--- START Data listing ---
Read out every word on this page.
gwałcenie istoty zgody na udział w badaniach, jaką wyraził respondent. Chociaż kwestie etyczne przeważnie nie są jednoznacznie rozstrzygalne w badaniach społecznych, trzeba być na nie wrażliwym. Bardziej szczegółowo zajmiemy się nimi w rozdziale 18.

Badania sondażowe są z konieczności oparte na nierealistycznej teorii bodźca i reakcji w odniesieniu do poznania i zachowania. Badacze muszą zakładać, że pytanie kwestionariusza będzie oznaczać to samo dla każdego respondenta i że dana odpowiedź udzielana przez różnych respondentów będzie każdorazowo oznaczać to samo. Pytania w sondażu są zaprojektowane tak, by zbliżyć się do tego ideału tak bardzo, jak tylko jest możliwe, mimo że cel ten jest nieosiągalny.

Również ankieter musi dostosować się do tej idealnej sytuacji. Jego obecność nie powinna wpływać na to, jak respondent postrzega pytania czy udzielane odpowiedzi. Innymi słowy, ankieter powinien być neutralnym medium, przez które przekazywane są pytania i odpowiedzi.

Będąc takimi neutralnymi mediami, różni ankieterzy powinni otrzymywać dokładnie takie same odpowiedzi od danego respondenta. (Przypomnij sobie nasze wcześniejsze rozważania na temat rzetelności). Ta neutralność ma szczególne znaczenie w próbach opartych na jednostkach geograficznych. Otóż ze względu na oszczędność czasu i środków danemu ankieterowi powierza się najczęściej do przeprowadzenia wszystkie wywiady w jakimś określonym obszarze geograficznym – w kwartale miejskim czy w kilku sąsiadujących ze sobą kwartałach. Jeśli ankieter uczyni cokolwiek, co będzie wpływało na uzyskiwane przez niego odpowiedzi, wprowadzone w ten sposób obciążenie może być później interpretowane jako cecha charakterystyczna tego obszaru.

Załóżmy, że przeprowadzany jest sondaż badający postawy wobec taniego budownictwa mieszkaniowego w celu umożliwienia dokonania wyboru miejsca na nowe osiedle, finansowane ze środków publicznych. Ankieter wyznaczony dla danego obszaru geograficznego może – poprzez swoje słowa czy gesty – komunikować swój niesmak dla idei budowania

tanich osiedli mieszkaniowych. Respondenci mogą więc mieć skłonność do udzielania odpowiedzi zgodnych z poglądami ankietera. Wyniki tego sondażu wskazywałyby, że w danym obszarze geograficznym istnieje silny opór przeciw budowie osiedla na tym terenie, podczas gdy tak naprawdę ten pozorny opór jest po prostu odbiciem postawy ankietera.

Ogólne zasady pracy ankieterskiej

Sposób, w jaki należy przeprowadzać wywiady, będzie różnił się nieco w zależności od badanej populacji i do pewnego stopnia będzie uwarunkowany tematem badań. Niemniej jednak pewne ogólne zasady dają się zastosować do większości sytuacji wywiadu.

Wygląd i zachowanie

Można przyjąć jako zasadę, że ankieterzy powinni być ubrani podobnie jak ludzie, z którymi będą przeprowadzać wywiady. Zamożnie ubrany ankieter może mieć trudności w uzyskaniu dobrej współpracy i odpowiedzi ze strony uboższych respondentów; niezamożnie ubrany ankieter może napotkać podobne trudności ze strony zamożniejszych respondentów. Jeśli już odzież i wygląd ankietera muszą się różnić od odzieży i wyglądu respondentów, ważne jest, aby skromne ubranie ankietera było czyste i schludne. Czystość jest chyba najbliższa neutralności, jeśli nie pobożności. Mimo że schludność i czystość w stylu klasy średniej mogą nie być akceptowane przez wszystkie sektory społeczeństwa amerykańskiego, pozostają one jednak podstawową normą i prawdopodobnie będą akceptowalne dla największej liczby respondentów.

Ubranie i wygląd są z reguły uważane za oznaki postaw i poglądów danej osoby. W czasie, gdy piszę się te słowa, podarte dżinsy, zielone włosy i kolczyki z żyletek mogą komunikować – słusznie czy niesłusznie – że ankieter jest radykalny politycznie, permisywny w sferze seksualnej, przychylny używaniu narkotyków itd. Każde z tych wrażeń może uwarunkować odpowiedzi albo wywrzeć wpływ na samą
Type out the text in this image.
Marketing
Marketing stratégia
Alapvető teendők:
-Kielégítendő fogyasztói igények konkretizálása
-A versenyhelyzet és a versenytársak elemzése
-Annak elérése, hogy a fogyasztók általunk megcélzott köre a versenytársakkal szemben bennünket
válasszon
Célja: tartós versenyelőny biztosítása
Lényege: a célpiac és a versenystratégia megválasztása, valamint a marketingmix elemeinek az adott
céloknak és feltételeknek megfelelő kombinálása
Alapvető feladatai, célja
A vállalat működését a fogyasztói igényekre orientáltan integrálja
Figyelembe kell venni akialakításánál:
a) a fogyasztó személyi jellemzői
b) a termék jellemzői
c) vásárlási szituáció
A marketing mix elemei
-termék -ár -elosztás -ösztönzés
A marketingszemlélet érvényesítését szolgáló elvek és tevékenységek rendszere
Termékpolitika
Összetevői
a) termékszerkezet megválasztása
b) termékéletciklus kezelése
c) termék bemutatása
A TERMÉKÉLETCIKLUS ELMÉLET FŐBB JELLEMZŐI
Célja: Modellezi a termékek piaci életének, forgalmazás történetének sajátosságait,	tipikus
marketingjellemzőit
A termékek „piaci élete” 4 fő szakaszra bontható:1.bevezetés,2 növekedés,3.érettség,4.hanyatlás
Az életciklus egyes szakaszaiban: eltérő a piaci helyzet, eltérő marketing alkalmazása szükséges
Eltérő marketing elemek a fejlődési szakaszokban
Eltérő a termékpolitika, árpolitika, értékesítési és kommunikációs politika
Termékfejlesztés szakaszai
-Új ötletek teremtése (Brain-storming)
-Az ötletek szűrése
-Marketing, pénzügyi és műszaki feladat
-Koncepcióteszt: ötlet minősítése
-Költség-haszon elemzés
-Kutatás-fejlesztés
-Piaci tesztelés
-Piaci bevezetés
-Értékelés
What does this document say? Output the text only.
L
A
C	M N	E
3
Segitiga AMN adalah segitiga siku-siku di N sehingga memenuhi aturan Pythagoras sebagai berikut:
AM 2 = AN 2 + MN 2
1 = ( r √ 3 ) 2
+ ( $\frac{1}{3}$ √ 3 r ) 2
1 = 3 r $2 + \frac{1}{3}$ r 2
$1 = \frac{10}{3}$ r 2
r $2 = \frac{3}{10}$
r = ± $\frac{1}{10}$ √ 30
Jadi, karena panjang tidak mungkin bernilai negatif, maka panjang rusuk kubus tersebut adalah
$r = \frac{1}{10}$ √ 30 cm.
--- END Data listing ---
Required work: Give the number of lines that carry the word "ötletek", with nothing added.

Finished answer: 2